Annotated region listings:
+-------+

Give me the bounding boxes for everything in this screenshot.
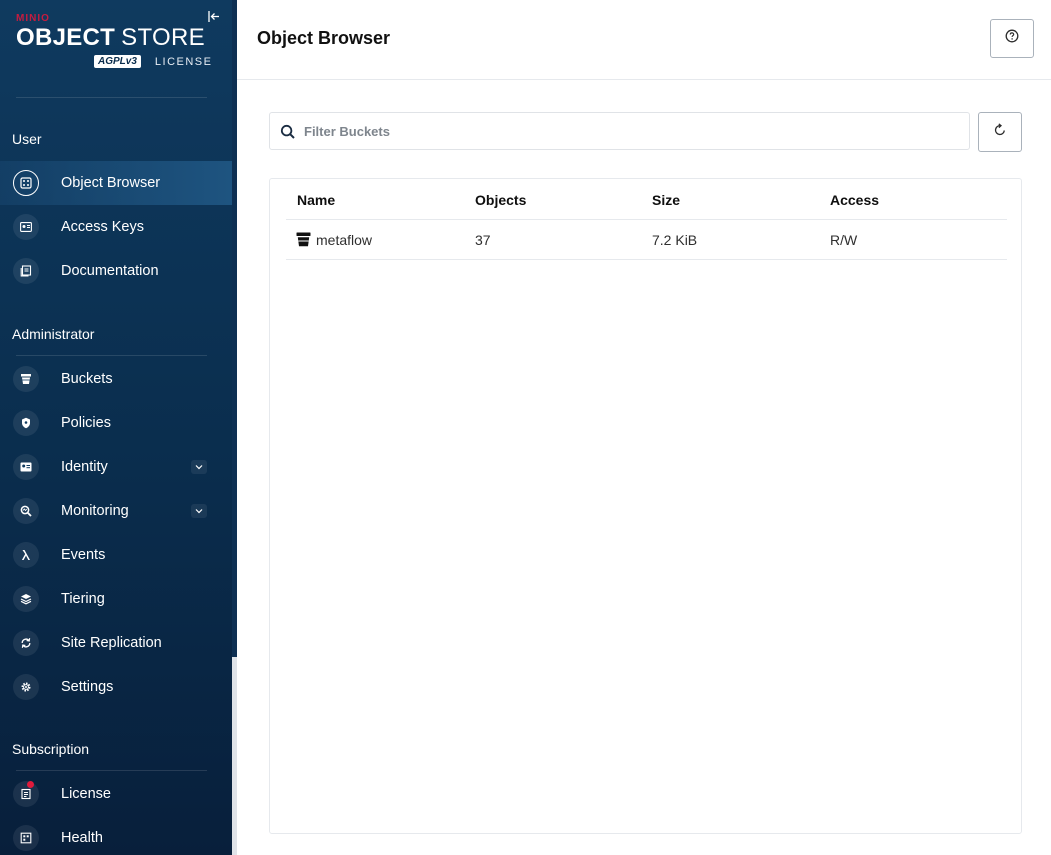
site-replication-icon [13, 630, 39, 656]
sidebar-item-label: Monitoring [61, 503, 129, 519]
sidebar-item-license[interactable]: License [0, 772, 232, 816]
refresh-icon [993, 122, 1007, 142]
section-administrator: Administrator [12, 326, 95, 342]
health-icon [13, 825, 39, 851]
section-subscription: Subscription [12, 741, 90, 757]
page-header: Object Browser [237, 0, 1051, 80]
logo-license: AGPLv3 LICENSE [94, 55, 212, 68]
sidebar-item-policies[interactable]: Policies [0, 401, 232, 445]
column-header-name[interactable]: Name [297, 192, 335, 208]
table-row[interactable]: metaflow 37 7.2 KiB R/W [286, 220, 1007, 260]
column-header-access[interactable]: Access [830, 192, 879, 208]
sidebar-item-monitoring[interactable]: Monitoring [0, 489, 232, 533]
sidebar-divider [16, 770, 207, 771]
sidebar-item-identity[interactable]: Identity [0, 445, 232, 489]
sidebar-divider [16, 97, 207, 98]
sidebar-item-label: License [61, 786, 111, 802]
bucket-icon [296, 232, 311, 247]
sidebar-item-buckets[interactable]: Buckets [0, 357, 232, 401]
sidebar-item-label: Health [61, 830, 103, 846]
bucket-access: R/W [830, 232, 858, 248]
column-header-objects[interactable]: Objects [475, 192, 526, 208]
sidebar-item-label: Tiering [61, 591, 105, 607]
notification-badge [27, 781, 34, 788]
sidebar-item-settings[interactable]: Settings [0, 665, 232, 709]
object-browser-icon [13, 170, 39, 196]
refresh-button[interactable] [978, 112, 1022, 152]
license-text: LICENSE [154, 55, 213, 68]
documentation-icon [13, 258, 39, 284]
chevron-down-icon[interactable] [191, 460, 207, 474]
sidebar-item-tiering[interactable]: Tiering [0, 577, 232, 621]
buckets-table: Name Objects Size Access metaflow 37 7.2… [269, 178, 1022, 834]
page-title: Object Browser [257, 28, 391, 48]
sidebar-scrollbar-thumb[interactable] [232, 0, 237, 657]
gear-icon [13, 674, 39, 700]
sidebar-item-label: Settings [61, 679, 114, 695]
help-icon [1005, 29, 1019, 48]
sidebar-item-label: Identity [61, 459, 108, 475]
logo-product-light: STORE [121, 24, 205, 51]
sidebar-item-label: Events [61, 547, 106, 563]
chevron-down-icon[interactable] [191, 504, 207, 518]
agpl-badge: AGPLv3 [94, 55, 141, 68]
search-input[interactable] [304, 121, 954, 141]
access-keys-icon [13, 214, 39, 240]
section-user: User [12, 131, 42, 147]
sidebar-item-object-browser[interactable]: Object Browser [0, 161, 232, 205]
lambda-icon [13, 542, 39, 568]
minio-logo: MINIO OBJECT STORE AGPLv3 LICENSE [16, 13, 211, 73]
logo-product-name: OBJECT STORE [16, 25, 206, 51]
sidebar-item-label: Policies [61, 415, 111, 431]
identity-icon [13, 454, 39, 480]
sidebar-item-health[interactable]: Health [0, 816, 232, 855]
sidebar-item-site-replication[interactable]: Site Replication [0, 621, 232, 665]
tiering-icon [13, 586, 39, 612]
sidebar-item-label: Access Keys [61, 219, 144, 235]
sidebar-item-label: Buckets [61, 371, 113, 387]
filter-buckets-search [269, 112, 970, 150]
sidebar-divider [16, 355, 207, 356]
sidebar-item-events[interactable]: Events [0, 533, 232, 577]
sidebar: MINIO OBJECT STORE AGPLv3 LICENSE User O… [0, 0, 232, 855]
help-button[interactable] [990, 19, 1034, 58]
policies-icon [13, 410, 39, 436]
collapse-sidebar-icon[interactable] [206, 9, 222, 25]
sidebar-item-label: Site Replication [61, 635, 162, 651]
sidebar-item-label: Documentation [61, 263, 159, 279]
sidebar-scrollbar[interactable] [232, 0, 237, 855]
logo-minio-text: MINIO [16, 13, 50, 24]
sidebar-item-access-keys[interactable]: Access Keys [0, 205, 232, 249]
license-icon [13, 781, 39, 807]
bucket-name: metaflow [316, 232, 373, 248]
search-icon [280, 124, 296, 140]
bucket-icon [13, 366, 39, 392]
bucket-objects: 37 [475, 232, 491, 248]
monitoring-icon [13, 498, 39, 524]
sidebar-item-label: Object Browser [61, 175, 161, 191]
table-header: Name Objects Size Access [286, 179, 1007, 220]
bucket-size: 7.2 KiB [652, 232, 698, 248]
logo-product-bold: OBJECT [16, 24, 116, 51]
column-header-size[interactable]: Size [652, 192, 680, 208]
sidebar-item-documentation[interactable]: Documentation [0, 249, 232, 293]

+-------+

▸ **WHAT YOU WILL DO**: Please report every line above that contains the string "chevron", copying each one in full.

▸ **SOLUTION**:
chevron-down-icon[interactable] [191, 460, 207, 474]
chevron-down-icon[interactable] [191, 504, 207, 518]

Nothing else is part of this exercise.